-- Exercise requirements --
a) Decide whether each statement below agrees with the discussion of tmpfs page preallocation, answering yes or no and quoting the deciding words of the discussion. (i) The fio benchmark on the kvm platform showed a 45.65% improvement in tmpfs write performance after fallocate. (ii) pgalloc.FileMem maps 1 MB regions of the memfd into its own address space at a time. (iii) For write(2), preallocation is said to make no difference because the pages will be touched anyway.
b) Copy the stretch of the discussion of tmpfs page preallocation from "- page fault" through "repeated page faults.", without altering any wording.

-- Exercise text --
· · ·

The other cases in which pages will be preallocated for tmpfs is:
- write(2). In this case the pages are anyways going to be touched so preallocation does not make a difference.
- page fault via
Mappable.Translate. In this case too, the application is touching this file range and so preallocation is not bad.
This preallocation helps avoid the repeated page faults.
I just took a cursory glance and had one thought: if populate is set then we could also proactively update the usage set. Then again, I don’t think it causes any issues either way, so it may make more sense to leave this (effectively deferring to when someone calls the relevant update function, which may never happen at all).
Anyway, let's summarize.
Pros of this patch:
- keep consistent with linux kernel behavior, as also mentioned by ayushr2
- improve the performance of tmpfs write after fallocate (for fio benchmark in kvm platform, the bw increase from 304005 to 442810, improved by 45.65%)
id=$(docker run -d --runtime=kvm --mount type=tmpfs,destination=/data gvisor.dev/images/benchmarks/fio sleep 10000000) docker exec -ti $id fio --output-format=json --ioengine=sync --name=write --size=10G --blocksize=4K -- filename=/data/data.test --iodepth=4 --rw=write
Cons of this patch:
- will increase the memory footprint (RSS) after fallocate, which is also the same as linux
- will increase the memory footprint (RSS) after fallocate, which is also the same as linux
pgalloc.FileMem maps 1 GB (= chunkSize) regions of the memfd into its own address space at a time; this amortizes the cost of mmapping over a large number of mapped pages, reduces the number of VMAs the sentry creates on the host (with smaller chunkSizes we have had problems with hitting vm.max_map_count, the Linux limit on the number of VMAs per process), and supports the usually-cache-dirty-free mapping-reuse pattern seen in MemoryFile.forEachMappingSlice(). The implications of this for this CL are:
-
The optimization won't always work: if a sentry mapping already exists for the chunk containing a new tmpfs allocation (due to reuse of deallocated memory), host
mmapwill not be called again. I think this is ok since it's just an optimization. -
A 1-byte tmpfs file, rounded up to a 1-page
pgalloc.MemoryFileallocation, canMAP_POPULATE1 GB of memory. This is going to be an unacceptable OOM risk.

· · ·

-- Supplied entries --
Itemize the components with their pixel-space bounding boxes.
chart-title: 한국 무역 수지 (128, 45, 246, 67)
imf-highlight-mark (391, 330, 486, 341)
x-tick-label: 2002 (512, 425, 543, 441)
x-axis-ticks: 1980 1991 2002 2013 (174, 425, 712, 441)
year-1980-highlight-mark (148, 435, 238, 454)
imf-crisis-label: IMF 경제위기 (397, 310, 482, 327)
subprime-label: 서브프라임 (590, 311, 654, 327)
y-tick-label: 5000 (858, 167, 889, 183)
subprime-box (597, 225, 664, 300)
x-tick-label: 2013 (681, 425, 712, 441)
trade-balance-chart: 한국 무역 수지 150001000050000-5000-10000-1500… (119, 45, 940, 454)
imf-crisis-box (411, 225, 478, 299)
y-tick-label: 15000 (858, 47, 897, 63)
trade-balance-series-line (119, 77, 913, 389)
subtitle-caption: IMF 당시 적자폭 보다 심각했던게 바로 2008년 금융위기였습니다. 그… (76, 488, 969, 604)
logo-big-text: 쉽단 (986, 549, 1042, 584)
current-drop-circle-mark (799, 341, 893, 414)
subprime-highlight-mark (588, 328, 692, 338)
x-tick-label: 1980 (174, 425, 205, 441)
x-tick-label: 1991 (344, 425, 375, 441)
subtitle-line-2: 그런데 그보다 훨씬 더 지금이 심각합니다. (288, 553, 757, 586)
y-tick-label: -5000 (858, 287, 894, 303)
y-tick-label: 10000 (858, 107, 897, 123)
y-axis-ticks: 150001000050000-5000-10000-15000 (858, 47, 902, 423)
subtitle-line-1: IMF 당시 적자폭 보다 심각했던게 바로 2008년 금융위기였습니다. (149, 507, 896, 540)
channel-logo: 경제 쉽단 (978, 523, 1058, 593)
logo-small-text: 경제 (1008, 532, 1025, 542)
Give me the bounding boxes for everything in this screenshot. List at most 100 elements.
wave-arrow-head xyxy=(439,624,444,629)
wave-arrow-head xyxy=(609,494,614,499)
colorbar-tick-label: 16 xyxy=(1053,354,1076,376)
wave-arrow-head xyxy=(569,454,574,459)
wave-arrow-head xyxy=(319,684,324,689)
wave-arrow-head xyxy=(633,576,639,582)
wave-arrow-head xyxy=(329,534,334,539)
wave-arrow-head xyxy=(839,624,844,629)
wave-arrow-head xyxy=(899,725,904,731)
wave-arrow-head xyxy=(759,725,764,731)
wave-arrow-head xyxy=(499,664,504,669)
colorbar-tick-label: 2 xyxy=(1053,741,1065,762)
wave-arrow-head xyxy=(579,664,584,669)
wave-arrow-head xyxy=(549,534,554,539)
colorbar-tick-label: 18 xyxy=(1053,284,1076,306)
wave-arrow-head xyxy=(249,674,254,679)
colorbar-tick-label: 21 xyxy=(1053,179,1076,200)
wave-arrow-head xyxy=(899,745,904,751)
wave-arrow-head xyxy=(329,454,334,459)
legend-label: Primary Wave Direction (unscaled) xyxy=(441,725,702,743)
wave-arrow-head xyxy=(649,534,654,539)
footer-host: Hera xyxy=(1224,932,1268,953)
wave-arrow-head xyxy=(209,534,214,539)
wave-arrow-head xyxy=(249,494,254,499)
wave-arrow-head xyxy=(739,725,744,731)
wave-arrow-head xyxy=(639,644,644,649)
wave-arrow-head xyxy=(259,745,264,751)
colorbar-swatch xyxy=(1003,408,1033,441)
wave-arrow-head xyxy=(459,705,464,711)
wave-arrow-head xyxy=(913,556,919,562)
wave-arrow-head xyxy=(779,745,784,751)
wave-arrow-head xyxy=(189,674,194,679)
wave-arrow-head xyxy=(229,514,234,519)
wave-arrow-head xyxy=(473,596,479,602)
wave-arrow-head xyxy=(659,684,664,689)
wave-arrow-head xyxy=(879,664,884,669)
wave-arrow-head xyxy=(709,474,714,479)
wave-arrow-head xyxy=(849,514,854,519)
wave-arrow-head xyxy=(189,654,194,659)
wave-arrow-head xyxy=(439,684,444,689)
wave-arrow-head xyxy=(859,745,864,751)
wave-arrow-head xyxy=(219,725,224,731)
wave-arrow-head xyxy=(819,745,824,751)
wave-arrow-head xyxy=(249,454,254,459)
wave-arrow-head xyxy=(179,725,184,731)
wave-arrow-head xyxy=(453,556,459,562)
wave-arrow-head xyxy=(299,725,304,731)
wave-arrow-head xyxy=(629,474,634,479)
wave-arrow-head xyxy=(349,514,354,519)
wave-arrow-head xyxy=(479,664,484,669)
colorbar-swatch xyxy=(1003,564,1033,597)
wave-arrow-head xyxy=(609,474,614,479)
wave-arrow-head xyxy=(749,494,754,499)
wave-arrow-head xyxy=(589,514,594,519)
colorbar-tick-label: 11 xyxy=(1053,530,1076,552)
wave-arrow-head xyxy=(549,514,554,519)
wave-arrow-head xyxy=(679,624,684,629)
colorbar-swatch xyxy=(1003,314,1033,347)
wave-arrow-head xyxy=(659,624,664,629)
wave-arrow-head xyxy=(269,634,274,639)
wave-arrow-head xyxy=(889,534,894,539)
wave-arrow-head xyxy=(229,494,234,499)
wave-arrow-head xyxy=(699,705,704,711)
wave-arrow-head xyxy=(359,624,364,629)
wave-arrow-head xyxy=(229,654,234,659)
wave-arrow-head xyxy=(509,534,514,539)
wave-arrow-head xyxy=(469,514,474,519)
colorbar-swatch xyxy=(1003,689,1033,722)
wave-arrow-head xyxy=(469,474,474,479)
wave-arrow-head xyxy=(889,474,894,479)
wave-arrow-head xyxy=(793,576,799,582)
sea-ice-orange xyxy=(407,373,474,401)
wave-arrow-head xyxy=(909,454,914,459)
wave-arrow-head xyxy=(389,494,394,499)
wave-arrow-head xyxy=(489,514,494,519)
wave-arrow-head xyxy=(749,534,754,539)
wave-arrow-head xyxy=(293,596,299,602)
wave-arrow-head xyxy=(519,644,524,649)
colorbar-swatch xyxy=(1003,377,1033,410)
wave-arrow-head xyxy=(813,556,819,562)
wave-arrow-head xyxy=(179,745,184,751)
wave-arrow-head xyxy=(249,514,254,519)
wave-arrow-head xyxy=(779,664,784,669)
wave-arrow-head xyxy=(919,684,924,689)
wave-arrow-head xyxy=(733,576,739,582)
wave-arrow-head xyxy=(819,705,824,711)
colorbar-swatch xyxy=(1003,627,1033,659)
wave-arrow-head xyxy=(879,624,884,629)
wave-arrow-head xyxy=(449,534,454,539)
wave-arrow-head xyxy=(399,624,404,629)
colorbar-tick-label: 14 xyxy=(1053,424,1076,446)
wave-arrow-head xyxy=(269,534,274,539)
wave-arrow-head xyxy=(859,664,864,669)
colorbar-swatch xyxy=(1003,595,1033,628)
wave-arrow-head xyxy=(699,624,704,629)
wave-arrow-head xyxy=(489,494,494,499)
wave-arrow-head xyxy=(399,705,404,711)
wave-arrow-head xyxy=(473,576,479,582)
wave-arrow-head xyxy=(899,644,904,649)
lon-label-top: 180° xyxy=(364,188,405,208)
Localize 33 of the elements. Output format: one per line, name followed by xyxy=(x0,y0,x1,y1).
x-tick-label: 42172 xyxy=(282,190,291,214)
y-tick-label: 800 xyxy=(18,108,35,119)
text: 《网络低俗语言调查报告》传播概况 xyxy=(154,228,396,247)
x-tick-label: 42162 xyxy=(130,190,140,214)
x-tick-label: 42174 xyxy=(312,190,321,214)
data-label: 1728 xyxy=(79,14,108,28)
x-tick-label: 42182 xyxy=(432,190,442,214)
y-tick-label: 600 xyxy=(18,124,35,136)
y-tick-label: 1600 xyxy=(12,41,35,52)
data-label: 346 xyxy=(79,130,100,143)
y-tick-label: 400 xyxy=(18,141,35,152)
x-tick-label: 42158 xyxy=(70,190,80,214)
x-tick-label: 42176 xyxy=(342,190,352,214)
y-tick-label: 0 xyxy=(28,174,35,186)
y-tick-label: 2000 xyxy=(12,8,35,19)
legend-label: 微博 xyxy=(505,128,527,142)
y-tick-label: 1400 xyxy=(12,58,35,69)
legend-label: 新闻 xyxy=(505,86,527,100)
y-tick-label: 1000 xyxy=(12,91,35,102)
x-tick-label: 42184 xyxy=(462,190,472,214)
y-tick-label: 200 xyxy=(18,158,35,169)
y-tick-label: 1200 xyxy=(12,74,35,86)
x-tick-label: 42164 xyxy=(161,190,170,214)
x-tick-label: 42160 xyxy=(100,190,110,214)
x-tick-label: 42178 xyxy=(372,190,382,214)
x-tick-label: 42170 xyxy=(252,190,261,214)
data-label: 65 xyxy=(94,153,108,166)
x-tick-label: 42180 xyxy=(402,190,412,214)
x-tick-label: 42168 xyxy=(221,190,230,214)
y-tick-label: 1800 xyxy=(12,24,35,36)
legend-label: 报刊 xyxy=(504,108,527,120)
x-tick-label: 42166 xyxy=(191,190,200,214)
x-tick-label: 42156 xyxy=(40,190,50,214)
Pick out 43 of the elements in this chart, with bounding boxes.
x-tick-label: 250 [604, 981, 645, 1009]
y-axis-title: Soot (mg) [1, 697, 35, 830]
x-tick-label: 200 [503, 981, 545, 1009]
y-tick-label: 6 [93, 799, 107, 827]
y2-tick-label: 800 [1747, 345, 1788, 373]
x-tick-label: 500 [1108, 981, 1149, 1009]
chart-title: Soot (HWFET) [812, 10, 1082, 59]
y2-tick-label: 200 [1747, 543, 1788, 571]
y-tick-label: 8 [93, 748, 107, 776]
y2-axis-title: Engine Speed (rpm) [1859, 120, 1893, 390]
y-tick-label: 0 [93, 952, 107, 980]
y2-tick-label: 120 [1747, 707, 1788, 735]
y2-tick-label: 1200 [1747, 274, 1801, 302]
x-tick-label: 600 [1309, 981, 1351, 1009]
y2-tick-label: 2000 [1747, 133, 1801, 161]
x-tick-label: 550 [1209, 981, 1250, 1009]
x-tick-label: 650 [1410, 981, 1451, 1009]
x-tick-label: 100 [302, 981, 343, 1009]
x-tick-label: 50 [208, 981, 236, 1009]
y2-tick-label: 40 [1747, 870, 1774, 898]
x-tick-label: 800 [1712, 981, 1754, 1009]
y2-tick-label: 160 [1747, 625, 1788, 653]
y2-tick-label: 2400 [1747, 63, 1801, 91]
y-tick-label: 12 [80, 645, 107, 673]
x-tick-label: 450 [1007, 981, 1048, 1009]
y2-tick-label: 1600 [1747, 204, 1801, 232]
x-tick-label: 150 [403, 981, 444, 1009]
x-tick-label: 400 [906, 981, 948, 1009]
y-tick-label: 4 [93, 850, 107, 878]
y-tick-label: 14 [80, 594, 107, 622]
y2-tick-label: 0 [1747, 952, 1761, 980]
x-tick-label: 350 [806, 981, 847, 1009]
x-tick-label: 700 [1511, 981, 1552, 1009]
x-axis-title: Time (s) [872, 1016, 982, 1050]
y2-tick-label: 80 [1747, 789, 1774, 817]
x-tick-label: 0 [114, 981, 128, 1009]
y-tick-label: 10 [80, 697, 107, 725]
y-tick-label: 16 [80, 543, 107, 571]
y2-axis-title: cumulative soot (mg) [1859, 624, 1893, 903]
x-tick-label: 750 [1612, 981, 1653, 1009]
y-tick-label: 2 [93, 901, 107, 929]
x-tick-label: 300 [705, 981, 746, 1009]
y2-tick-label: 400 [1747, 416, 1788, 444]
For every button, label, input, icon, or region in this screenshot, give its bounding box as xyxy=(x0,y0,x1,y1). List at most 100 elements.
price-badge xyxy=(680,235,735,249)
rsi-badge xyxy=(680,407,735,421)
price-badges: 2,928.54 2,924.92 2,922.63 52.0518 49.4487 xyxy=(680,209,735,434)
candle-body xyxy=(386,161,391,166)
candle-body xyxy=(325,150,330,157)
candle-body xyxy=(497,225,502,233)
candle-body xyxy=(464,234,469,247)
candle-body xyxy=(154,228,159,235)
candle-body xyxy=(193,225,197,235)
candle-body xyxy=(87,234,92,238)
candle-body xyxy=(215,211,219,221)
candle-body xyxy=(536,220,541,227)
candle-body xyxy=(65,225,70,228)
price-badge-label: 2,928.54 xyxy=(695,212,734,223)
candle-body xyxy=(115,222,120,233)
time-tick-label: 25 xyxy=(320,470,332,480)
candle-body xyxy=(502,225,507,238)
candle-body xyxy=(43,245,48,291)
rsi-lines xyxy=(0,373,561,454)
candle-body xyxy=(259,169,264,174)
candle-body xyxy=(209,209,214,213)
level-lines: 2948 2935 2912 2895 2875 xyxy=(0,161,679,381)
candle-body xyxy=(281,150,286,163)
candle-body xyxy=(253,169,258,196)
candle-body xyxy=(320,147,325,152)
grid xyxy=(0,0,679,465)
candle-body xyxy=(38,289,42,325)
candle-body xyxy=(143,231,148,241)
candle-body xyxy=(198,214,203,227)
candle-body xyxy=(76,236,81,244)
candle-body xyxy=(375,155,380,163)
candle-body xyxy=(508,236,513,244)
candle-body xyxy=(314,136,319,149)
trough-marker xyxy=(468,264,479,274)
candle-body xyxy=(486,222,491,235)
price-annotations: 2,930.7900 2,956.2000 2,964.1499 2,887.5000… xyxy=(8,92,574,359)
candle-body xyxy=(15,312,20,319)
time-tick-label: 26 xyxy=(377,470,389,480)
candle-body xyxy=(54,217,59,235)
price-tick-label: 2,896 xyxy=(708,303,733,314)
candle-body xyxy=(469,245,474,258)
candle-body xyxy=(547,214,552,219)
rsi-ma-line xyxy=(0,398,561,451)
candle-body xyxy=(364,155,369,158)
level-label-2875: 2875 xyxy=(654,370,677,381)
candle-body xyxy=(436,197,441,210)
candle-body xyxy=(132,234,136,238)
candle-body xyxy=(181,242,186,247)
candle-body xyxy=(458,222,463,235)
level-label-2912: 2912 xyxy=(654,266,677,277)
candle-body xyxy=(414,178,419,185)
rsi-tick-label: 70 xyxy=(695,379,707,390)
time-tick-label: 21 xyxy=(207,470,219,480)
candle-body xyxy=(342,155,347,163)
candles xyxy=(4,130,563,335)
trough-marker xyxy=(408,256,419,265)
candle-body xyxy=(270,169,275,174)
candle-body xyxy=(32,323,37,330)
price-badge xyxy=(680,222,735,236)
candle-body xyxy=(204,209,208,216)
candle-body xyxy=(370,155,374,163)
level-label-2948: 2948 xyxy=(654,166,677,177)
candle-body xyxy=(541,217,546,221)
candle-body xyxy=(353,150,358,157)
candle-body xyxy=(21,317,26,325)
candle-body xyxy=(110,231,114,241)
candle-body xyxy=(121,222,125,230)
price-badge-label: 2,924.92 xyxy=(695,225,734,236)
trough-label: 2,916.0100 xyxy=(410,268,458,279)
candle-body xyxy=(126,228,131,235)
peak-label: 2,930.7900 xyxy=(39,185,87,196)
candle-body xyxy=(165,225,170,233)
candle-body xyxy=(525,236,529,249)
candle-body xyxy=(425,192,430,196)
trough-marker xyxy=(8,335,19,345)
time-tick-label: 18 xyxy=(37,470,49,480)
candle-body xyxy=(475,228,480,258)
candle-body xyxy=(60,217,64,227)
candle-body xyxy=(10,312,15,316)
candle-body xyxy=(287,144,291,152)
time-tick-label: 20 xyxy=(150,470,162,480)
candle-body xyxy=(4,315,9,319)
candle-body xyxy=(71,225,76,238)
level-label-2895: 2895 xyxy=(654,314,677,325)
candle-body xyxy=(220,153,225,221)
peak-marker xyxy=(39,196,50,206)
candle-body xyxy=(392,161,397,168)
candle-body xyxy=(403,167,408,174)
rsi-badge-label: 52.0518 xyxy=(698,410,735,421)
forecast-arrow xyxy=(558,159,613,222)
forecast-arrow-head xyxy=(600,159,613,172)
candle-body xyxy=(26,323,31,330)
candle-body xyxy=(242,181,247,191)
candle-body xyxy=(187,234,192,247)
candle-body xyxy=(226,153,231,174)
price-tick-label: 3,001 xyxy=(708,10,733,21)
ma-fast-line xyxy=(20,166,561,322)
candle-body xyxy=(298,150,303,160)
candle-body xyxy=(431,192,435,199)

· · ·

-- Responses by item number --
a)
(i) Yes: "for fio benchmark in kvm platform, the bw increase from 304005 to 442810, improved by 45.65%"
(ii) No: "pgalloc.FileMem maps 1 GB (= chunkSize) regions of the memfd into its own address space at a time"
(iii) Yes: "In this case the pages are anyways going to be touched so preallocation does not make a difference."

b)
- page fault via
Mappable.Translate. In this case too, the application is touching this file range and so preallocation is not bad.
This preallocation helps avoid the repeated page faults.